(Work instruction):
Continue the blog post about forming opinions on Rails from where it stops.

(Source document):

________

Opinions Forming on Rails – More on Node.js

I have an opinion forming about Rails.  It does seem to handle everything, but Rails is making the hair on the back of my neck stand up.

If one could compare Grails to a carrier battle group, Rails might be seen as a rickety pirate ship.   Although Ruby (the language) is fine, Rails seems clunky, somewhat dated.  It reminds me of Oracle: cumbersome install, heavy reliance on command line.  It took quite a bit of set up to get through the tutorial.  I had to assign very specific version numbers to all of the gems (plugins) in order to get through the tutorial as written.  That bothered me.

Moreover, the Rails stack is a little scary because there is so much magic going on.  I’m sure it works great on the happy path, but what if you have to stray?  Also Ruby on Rails feels like a cult.  Rates for Rails developers are high.  The phrase The Ruby Way makes my skin crawl.  My wild-wolf instincts say run.

I’m of the opinion that model-driven design and MVC will save money if done right.  This is evidenced by the fact that many popular frameworks revolve around a domain model.  Although all of the full-stack frameworks claim to conform to MVC (or MVVM), they appear to have different ideas about what this means.

________

(Dataset excerpts):
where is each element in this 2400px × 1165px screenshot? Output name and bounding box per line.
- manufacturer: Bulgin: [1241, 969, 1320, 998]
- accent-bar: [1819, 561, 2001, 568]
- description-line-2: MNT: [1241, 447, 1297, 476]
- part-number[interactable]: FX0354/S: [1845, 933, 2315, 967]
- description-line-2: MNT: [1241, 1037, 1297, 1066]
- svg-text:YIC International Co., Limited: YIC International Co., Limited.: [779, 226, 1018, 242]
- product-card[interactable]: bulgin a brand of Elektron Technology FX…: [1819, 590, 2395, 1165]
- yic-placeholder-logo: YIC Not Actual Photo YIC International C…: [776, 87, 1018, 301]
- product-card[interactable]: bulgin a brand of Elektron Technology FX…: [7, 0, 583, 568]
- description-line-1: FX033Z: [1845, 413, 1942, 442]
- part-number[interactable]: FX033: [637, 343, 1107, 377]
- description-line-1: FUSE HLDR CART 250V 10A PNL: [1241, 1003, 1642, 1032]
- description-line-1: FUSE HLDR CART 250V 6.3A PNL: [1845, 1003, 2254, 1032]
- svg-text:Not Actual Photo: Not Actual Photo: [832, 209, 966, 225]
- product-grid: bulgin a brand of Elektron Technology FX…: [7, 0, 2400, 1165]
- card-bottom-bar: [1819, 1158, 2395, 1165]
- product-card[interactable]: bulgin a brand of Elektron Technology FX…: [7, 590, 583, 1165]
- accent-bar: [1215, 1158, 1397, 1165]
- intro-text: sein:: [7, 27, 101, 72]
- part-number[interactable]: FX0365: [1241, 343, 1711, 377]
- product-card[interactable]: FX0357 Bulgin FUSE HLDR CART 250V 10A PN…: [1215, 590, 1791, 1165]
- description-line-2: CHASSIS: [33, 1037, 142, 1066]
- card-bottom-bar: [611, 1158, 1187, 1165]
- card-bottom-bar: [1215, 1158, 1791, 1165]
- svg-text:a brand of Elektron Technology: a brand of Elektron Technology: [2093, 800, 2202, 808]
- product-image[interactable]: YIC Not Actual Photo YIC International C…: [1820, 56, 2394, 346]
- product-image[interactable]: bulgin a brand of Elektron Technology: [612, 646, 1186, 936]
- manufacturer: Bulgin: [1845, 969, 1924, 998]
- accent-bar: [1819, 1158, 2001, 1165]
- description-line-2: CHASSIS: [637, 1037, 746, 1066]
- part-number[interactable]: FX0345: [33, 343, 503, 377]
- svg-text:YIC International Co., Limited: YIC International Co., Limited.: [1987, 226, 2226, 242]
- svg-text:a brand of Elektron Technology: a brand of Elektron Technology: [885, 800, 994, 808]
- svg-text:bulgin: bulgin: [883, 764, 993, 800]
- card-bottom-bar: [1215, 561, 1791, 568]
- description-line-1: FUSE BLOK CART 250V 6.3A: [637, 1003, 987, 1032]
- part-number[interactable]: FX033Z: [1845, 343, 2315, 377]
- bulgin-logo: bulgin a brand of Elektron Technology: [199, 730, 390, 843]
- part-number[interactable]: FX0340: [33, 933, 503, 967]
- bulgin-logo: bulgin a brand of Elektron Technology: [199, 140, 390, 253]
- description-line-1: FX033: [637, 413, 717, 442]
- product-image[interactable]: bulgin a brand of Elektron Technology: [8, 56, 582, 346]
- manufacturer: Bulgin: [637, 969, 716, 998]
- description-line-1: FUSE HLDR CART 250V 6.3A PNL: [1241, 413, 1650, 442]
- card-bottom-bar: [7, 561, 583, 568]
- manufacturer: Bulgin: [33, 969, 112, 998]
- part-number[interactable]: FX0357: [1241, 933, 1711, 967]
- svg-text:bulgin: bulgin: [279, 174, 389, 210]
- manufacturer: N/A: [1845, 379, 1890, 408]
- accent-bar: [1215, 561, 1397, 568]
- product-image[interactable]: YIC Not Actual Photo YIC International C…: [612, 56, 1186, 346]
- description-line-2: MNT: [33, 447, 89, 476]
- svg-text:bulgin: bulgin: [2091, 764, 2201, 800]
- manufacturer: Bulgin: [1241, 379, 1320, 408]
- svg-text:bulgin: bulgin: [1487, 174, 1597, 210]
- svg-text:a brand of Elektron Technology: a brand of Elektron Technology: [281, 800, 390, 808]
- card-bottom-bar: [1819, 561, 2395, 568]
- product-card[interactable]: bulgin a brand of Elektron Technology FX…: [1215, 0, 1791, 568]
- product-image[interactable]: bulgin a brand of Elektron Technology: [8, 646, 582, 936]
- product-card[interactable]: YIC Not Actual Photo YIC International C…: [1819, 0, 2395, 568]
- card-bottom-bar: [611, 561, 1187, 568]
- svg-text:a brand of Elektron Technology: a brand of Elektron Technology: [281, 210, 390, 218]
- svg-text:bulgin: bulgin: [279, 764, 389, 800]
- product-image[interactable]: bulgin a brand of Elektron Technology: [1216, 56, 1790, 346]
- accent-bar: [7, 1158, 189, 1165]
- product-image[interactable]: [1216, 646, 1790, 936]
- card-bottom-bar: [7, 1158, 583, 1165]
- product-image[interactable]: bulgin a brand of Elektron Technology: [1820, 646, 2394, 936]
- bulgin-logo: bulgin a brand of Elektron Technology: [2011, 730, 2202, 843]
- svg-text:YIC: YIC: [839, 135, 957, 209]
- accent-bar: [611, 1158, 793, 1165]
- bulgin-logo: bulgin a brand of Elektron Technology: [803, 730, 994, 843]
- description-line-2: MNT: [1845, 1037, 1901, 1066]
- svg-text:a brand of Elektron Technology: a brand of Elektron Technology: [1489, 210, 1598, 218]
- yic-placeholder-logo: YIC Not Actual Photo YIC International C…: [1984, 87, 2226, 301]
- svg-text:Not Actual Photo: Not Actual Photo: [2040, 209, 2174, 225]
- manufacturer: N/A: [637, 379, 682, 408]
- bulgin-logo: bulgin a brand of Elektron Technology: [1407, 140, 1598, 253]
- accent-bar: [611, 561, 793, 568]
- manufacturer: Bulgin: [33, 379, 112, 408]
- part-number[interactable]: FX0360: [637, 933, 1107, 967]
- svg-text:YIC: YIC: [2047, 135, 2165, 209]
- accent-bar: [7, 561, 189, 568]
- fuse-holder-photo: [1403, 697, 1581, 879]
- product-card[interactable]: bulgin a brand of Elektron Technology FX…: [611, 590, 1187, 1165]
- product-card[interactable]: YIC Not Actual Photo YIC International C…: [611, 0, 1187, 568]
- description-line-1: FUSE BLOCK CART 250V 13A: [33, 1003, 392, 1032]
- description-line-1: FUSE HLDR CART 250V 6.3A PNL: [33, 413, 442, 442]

________

(Written response):
AbsoluteMVC

This diagram depicts a pattern that I call Absolute MVC, a phrase we coined at Corticon.   A user action, such as inserting a new row into a table, triggers a message to the model authority in the back end.  The model authority knows how to change the model correctly in response to the user action.  A single message may result in substantial changes to the model in a transactional manner.

Full-stack frameworks often refer to the combination of the view authority plus the model authority as a controller.

In Absolute MVC, we formally separate the model authority from the view authority.  The view authority is concerned only with refreshing the view, and only in response to state-change notifications from the model authority.

Unfortunately, the full-stack frameworks don’t actually work like this, notwithstanding that they claim to implement MVC.   The key reason is technical, and it boils down to this: there was no convenient way for the browser to receive an asynchronous notification from the back end.  In other words, there was no reliable way for the model authority to notify the view authority that the model state had been changed.  Until now.

As of this writing, there is standardized way to do this called Websockets (RFC 6455).  Moreover, there is a cutting-edge framework called Meteor (which works with Node.js) that takes advantage of this new capability.  Meteor is the first (and only) framework that I have encountered that implements Absolute MVC with the browser.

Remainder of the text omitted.